**THE REQUEST**
Scan the lines and state how many carry "solid". Leave out everything but the number.

**DATA SUPPLIED**
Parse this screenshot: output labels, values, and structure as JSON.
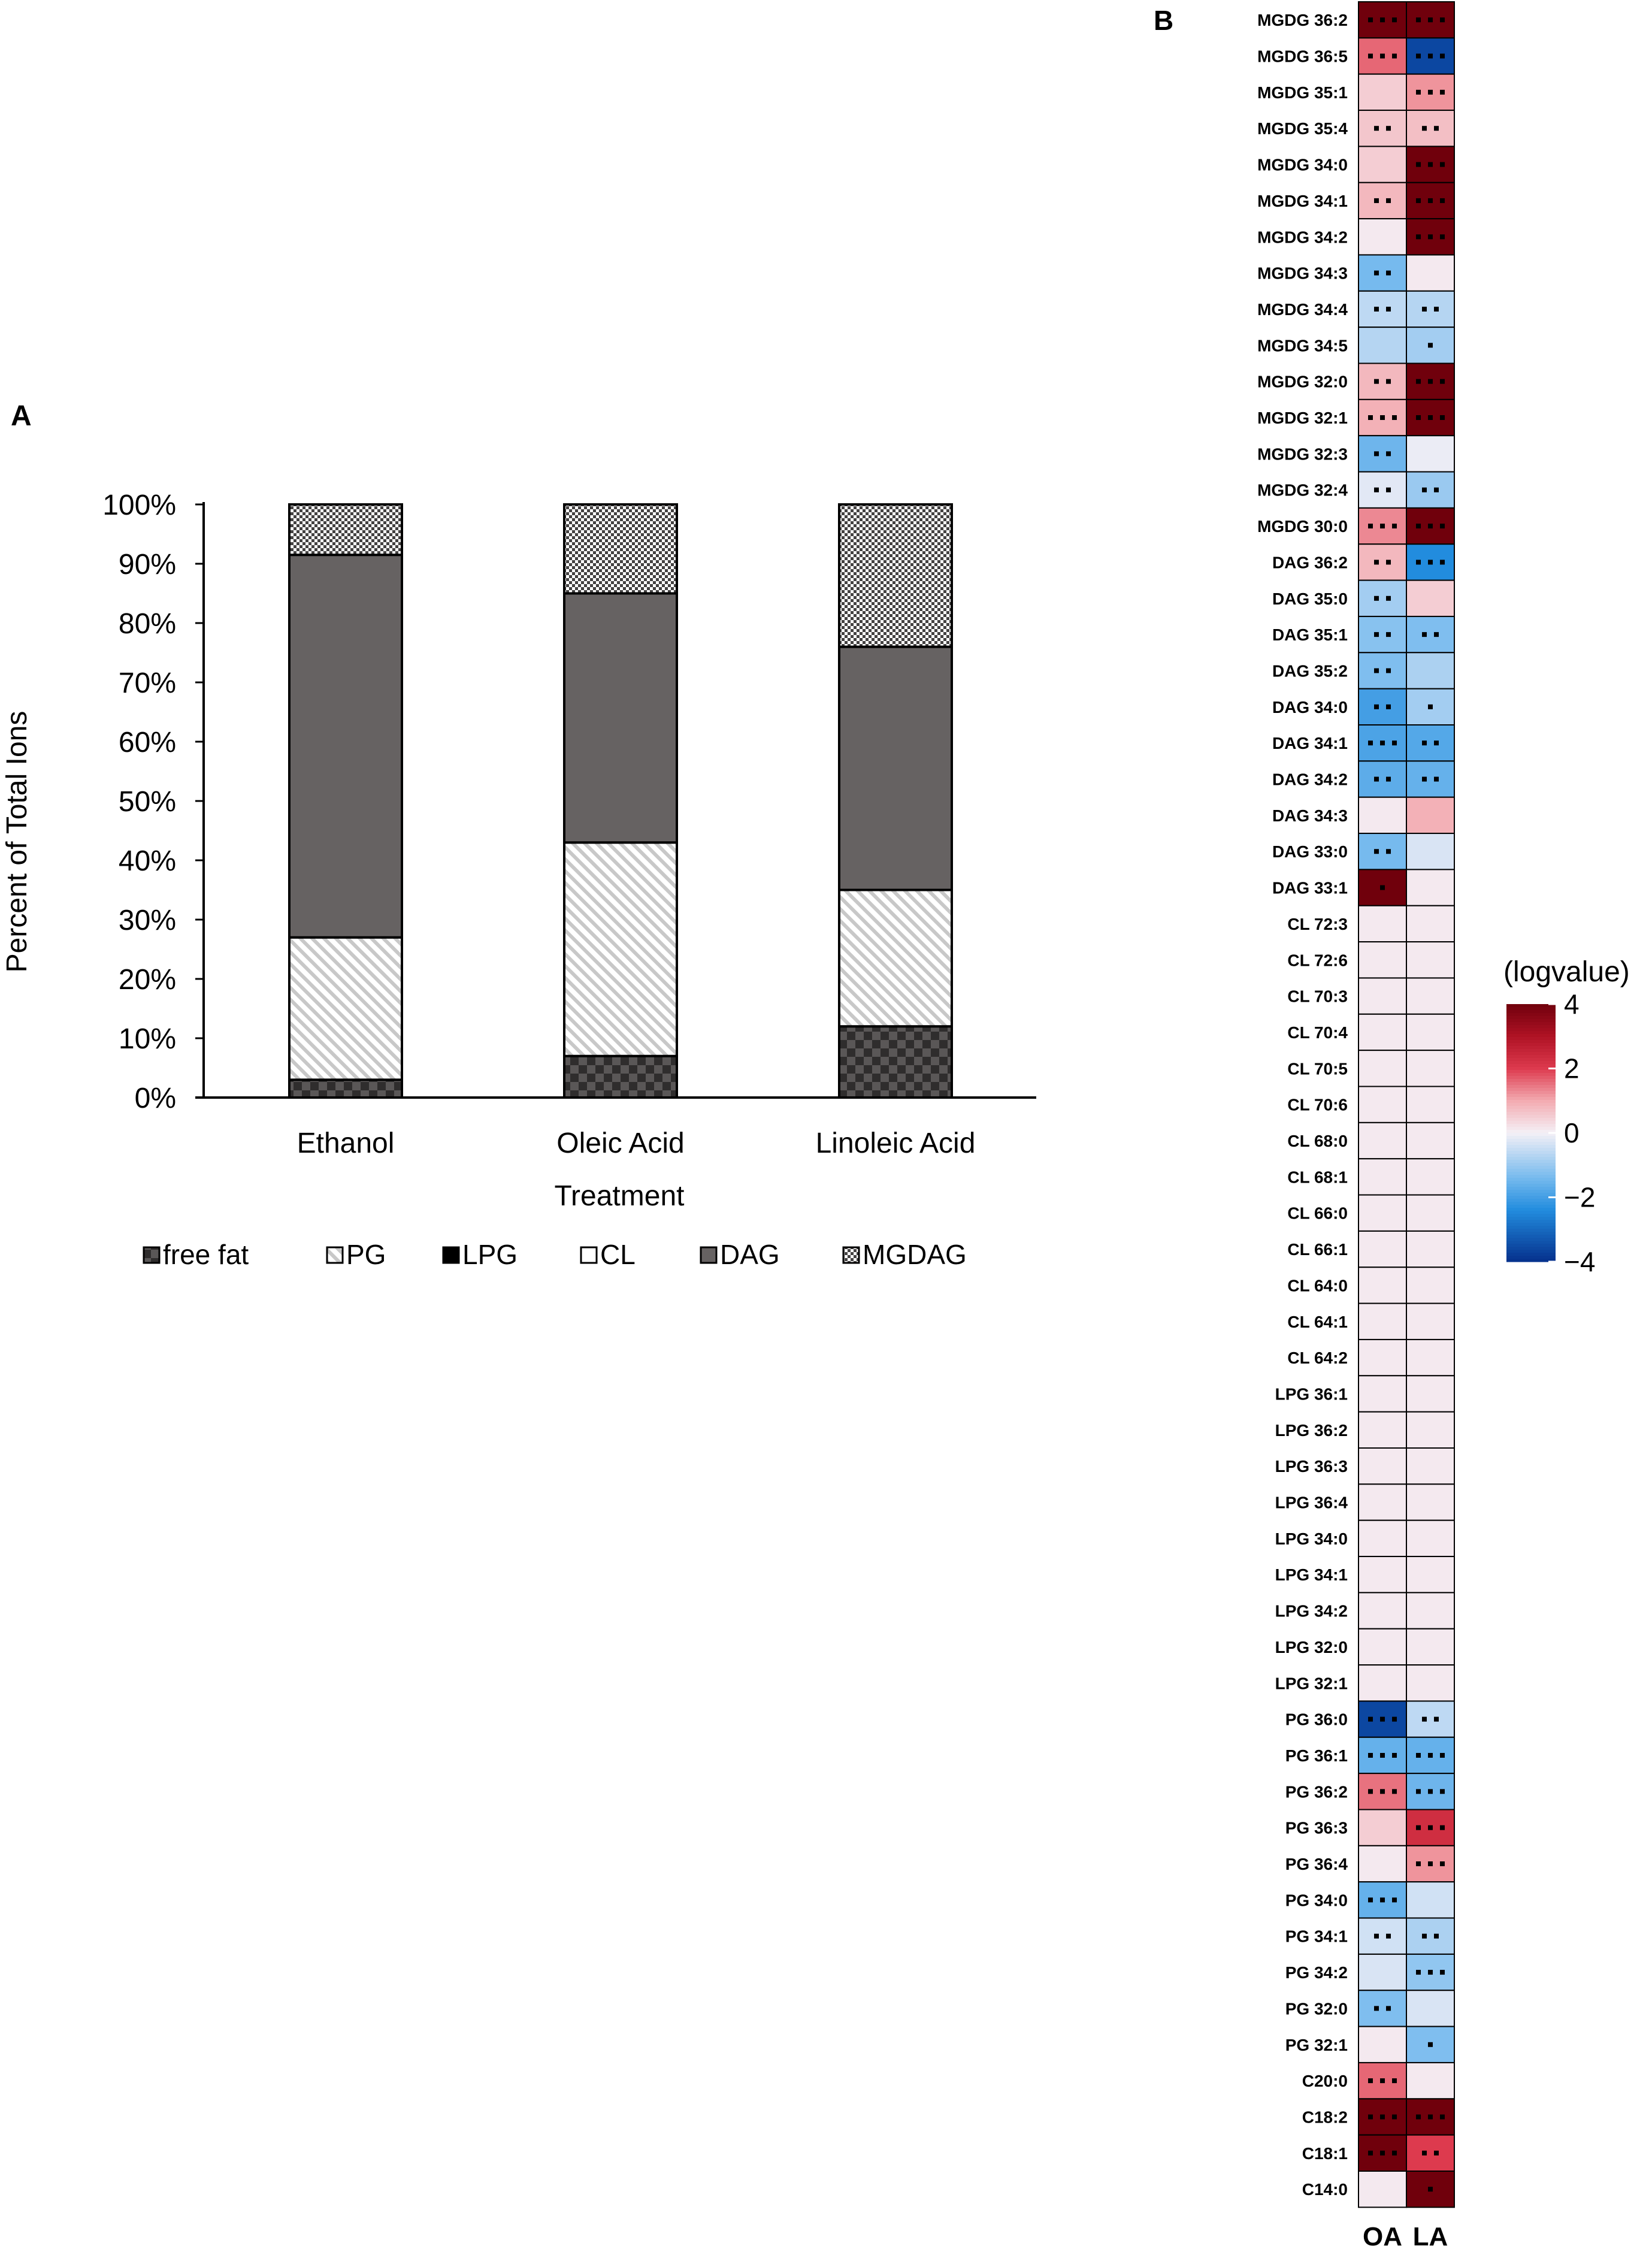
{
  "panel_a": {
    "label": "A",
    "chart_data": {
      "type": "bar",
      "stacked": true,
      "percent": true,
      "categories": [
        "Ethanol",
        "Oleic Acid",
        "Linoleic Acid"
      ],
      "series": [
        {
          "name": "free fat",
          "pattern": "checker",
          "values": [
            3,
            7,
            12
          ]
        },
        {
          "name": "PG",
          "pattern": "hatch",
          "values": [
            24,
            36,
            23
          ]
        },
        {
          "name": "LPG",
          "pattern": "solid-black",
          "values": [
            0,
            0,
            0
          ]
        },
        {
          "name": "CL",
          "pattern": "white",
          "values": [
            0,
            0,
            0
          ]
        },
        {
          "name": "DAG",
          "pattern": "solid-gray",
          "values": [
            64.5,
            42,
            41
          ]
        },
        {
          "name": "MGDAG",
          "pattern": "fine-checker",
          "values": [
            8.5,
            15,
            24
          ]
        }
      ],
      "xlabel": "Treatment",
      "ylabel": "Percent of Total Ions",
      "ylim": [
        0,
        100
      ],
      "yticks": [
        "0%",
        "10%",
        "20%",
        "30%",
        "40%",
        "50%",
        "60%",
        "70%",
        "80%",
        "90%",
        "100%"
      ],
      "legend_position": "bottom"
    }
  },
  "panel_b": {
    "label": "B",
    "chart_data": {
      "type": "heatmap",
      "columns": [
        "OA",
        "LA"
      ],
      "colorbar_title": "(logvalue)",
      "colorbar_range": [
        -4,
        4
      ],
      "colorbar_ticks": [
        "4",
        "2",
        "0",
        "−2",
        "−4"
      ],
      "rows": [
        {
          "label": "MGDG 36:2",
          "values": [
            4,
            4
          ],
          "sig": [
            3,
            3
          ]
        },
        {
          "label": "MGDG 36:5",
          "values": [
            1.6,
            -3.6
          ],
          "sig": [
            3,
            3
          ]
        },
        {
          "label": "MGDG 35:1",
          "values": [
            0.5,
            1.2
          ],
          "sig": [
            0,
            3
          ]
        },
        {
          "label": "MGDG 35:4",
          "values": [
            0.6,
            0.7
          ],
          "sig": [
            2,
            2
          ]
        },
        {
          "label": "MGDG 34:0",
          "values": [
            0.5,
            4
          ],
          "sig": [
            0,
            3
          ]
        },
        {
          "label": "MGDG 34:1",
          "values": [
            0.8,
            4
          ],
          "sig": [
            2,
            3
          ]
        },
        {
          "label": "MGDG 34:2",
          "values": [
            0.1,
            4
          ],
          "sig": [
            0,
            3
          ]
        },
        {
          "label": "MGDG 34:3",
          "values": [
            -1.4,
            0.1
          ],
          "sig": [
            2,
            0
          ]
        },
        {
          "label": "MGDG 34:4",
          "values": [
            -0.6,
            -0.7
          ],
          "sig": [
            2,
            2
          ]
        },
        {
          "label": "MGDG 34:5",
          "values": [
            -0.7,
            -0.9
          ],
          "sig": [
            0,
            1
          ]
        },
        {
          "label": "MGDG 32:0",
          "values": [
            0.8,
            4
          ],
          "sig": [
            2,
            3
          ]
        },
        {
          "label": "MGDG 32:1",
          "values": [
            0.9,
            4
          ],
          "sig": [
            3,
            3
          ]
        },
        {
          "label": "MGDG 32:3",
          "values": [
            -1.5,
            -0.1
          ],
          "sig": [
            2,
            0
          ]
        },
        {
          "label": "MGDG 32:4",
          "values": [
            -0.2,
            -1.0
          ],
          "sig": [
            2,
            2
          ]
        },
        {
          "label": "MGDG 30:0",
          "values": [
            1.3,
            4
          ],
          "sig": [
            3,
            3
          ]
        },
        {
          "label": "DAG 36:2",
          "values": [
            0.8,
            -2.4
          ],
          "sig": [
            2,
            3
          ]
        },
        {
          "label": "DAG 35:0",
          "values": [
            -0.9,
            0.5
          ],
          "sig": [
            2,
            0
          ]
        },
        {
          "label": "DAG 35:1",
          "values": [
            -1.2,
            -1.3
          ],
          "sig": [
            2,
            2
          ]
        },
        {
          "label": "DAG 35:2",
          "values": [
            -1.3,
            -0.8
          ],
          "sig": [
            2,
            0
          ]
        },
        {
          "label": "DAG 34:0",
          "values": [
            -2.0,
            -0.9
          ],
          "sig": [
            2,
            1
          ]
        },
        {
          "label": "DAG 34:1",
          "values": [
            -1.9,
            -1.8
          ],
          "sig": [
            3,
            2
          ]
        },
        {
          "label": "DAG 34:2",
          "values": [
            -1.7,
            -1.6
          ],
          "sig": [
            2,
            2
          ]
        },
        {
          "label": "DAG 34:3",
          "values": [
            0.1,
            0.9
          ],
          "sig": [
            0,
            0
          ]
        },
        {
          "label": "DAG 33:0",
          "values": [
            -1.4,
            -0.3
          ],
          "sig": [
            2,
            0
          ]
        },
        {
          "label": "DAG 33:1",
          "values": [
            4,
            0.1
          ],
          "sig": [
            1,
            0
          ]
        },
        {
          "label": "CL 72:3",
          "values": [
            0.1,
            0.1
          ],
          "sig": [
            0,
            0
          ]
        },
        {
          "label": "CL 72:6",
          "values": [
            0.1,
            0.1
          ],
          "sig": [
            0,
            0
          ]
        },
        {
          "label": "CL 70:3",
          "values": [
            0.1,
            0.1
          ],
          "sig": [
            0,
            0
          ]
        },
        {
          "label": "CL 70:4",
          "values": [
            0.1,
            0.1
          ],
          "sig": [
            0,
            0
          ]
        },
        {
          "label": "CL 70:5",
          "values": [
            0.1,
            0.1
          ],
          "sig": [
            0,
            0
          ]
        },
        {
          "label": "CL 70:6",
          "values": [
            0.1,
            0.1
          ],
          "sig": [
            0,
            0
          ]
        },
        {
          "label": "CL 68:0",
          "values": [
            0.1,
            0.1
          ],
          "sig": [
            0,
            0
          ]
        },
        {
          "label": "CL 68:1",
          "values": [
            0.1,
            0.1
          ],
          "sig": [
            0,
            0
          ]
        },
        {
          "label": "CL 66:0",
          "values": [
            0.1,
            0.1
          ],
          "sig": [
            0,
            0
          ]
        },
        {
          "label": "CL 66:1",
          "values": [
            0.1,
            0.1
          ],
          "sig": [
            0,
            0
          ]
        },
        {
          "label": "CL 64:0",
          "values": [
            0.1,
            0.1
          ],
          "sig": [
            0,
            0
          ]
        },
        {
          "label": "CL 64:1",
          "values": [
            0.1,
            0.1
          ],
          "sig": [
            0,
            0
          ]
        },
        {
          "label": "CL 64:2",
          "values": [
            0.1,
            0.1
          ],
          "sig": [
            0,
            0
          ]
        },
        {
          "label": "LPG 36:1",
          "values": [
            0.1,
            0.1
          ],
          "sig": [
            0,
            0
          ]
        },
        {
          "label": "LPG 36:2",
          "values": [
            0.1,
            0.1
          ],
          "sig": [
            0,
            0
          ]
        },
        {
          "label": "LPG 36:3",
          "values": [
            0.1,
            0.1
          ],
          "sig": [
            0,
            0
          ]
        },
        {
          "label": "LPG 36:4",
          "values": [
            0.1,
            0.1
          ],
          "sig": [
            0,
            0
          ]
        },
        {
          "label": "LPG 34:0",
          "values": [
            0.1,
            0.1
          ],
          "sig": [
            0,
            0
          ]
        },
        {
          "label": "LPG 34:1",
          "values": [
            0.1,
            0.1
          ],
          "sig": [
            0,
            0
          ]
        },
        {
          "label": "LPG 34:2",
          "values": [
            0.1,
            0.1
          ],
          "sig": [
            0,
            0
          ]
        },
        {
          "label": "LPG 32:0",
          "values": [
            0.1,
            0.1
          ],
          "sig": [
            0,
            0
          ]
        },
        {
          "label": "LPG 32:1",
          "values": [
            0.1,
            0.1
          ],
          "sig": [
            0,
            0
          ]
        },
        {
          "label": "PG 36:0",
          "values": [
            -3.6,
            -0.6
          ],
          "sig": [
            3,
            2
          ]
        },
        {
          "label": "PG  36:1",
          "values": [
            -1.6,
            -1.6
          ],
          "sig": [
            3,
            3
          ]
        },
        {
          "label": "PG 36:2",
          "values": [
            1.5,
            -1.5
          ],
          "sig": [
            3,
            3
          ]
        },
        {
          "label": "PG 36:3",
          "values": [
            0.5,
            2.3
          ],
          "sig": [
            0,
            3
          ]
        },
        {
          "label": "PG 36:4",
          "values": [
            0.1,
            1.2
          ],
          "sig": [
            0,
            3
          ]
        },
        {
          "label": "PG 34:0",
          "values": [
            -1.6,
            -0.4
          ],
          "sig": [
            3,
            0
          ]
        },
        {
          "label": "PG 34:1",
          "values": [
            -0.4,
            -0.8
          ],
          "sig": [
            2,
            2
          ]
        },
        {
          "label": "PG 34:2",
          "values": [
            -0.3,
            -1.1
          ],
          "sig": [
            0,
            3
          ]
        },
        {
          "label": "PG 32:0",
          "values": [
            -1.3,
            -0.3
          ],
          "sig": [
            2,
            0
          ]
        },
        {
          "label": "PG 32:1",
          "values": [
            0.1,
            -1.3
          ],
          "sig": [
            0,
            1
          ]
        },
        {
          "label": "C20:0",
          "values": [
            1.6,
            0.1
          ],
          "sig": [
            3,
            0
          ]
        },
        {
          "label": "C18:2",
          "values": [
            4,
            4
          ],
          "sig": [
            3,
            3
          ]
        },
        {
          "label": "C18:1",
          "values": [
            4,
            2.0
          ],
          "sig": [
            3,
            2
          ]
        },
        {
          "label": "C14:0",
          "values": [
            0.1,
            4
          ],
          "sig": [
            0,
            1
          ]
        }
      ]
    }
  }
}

**THE REPLY**
2